Select and reproduce each line of the listing below that bears the string "right".

** start of Available records **

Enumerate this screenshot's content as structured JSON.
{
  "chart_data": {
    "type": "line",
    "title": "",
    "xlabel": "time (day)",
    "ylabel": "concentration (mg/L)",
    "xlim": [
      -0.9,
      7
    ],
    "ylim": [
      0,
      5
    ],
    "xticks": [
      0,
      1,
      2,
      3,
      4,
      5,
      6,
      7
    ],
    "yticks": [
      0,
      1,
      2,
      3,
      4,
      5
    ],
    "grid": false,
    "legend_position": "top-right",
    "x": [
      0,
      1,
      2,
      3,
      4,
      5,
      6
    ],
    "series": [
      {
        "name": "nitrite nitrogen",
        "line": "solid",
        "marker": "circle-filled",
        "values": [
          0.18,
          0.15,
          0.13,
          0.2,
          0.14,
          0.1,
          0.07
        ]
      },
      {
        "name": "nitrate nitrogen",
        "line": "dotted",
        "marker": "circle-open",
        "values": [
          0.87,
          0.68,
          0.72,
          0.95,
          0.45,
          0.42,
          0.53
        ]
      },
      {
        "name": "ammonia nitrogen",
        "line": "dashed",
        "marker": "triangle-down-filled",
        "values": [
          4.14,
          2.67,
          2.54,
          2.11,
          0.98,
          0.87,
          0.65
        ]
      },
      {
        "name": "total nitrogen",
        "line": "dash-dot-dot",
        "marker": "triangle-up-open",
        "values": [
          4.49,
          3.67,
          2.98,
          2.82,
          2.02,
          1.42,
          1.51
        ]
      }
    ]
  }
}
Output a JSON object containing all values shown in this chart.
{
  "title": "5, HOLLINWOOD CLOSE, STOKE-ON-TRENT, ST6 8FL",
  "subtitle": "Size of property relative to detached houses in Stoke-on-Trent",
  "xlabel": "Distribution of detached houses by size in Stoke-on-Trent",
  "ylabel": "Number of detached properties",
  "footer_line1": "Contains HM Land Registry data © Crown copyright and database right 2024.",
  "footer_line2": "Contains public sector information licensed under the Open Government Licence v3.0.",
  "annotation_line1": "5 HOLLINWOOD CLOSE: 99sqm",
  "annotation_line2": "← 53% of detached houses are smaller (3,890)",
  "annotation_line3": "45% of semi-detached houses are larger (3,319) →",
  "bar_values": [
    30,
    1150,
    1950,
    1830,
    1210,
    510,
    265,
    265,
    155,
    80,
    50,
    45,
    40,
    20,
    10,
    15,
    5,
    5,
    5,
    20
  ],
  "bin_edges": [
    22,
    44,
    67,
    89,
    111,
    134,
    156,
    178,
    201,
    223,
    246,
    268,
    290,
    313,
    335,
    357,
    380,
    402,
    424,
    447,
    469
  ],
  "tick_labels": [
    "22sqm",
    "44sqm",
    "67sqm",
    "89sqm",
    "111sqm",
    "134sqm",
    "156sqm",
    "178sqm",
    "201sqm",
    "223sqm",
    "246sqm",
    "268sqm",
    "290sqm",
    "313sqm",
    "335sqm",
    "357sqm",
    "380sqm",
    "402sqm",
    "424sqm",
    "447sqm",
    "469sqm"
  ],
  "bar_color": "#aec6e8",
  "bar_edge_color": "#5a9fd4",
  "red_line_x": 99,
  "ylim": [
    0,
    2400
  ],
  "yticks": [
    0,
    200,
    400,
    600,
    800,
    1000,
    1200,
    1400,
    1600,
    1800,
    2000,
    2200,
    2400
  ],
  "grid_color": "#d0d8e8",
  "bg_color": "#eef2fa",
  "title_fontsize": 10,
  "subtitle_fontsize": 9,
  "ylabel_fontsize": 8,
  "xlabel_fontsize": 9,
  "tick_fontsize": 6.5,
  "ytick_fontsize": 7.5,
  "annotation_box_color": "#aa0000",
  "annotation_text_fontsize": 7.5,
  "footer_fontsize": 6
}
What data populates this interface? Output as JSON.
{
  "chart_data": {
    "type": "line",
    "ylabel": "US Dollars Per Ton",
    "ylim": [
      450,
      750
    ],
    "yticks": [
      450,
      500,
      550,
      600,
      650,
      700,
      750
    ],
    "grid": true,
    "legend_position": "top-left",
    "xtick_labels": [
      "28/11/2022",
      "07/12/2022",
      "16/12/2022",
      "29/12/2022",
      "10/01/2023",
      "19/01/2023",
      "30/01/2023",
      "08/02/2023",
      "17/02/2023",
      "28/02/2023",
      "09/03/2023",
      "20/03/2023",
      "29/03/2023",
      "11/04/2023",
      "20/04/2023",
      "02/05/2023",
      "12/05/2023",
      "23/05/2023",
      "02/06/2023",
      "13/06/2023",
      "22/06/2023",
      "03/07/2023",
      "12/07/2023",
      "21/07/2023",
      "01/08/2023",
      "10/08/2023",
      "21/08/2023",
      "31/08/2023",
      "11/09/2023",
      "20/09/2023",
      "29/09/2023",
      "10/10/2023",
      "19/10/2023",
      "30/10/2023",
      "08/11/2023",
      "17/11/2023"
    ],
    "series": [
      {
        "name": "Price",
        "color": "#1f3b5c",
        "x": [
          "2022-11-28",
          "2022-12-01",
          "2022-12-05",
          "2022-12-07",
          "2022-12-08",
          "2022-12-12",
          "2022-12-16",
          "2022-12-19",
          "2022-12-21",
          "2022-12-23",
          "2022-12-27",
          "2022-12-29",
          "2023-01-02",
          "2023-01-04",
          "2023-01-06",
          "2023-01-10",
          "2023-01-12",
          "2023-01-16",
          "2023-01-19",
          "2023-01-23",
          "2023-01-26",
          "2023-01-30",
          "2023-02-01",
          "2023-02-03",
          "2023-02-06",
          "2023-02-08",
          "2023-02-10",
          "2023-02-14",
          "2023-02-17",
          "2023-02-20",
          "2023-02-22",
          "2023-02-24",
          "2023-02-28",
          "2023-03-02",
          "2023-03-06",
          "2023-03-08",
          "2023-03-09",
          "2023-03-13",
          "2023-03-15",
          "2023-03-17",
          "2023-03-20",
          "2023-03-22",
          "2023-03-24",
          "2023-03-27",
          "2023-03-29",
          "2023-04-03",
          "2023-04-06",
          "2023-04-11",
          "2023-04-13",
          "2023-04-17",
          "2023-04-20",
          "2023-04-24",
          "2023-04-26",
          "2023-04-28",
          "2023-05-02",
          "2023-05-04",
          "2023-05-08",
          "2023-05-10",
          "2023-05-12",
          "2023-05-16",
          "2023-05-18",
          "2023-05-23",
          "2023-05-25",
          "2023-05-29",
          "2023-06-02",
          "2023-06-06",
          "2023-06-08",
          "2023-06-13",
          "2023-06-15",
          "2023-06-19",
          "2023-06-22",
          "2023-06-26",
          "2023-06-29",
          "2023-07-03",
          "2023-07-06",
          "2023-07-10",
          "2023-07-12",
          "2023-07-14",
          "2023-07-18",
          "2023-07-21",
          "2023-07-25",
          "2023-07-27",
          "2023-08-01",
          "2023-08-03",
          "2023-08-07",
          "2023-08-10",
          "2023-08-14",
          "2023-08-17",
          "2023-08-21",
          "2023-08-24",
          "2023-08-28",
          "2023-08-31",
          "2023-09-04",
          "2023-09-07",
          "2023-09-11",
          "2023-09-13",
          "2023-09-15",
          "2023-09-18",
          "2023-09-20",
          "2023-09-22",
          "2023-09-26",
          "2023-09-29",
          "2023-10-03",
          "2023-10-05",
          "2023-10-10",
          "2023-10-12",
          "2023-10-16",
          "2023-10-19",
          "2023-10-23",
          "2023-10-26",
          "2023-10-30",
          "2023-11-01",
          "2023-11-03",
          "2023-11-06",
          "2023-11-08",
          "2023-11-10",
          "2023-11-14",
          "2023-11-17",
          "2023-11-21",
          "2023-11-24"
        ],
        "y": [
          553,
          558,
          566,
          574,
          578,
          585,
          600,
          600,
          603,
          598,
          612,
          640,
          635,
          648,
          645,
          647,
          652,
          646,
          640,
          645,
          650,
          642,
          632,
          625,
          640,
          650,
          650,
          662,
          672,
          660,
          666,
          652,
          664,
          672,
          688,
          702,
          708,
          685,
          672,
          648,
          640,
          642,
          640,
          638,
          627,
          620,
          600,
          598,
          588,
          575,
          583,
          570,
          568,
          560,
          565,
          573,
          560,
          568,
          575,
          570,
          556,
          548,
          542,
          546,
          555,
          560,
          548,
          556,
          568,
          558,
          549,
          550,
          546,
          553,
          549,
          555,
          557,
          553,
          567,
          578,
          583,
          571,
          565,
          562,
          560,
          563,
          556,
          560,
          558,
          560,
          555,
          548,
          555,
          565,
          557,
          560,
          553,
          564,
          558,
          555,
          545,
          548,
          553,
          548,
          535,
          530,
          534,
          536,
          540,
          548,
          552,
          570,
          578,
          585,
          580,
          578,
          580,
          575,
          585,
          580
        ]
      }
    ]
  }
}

** end of Available records **

**Response to this exercise:**
    "legend_position": "top-right",
  "footer_line1": "Contains HM Land Registry data © Crown copyright and database right 2024.",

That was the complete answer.